- WHAT YOU WILL DO
Check every line of the data below for the word "suggestions", then give only the number of lines that have it.

START DATASET CONTENT

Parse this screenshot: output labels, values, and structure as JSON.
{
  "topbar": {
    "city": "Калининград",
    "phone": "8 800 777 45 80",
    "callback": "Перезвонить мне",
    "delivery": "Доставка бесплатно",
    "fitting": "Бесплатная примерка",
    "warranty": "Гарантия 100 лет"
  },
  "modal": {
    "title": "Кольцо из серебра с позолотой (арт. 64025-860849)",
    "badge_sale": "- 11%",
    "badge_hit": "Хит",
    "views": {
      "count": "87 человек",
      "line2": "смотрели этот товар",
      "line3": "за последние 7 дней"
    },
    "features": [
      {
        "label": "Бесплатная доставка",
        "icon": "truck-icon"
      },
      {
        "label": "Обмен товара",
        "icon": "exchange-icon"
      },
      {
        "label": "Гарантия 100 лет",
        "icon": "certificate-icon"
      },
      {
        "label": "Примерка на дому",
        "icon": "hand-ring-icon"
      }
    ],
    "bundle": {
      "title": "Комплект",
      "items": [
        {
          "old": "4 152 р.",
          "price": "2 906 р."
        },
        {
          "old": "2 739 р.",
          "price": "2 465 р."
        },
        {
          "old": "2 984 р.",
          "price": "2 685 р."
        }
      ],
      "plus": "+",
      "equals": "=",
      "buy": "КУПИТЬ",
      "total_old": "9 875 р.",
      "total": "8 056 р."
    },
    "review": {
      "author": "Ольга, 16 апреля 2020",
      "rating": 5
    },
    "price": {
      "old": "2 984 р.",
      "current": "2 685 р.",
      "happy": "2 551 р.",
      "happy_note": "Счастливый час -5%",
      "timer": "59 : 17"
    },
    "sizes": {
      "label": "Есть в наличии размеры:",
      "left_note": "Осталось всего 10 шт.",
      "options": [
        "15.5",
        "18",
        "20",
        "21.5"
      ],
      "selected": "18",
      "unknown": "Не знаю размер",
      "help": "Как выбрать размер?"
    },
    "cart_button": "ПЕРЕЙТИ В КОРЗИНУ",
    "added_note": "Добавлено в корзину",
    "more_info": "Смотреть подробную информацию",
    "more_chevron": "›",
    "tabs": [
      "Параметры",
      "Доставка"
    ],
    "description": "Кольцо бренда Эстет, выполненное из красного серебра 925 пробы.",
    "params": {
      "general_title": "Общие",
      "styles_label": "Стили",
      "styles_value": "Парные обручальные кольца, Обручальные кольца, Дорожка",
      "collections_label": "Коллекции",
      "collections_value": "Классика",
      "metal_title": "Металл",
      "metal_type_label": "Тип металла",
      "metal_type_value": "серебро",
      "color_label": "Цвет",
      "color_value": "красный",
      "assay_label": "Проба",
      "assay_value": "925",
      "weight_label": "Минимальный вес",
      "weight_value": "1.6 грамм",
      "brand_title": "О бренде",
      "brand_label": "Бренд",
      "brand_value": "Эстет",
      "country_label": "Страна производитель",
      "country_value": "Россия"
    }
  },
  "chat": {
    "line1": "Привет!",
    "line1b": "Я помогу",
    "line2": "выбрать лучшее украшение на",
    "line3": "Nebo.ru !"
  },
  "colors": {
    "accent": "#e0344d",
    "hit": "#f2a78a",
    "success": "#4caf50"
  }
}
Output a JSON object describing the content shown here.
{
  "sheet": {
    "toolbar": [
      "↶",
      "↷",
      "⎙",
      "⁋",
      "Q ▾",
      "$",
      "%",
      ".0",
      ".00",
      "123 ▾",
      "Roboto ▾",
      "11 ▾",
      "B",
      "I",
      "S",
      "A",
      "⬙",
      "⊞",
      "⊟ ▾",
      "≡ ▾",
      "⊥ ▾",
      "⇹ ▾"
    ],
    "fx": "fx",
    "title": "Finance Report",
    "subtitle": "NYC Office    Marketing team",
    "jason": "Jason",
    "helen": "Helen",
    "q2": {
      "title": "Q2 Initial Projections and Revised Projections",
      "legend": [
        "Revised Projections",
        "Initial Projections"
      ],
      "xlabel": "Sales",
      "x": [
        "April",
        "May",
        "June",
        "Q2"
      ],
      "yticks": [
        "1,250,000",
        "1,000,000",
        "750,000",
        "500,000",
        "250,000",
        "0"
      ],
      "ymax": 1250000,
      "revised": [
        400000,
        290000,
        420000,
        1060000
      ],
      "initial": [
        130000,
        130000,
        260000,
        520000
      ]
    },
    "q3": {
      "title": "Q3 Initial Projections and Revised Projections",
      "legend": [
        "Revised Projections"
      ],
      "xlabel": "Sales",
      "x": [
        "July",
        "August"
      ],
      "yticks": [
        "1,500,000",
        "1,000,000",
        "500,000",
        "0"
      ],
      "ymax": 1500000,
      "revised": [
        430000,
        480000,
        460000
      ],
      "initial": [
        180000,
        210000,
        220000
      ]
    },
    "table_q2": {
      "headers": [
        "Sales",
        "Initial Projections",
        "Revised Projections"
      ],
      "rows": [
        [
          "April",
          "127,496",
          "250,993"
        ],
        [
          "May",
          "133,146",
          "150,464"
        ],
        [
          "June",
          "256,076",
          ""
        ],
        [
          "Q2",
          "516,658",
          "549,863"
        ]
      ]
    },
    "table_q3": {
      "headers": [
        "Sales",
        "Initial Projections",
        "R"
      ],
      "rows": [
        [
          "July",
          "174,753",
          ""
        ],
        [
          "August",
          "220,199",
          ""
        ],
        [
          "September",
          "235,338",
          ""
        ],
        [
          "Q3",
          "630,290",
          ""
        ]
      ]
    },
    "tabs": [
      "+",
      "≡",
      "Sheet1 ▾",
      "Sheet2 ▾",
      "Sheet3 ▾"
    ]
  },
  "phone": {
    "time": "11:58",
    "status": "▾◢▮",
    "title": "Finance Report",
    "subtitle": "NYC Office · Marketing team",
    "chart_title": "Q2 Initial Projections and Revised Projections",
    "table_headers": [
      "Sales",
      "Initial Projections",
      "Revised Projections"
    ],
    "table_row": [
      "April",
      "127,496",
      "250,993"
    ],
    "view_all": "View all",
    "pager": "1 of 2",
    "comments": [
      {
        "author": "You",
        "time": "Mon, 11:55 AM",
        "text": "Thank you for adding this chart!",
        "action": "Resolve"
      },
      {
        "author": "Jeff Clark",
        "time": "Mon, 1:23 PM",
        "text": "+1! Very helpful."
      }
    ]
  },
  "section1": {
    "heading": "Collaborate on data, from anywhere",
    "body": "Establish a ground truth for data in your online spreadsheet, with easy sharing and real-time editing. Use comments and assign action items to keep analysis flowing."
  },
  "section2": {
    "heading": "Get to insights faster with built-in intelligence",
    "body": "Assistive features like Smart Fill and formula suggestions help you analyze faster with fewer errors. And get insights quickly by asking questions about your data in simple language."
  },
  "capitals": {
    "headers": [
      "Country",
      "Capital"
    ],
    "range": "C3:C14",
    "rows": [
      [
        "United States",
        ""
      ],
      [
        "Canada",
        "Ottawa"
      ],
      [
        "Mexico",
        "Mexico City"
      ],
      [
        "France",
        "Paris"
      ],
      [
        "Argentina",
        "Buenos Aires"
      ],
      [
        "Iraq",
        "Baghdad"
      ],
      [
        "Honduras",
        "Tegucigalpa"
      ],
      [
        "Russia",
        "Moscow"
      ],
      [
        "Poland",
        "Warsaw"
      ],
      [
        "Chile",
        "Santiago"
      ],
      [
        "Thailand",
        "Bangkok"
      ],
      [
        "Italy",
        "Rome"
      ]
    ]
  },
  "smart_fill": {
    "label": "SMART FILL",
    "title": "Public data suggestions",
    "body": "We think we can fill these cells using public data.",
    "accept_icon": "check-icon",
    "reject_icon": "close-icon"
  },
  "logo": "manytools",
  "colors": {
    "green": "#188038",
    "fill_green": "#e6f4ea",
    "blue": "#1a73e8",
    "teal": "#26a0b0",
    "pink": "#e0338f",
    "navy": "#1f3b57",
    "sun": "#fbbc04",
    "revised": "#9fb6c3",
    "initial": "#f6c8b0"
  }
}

END DATASET CONTENT

- RESULT OF THIS EXERCISE
2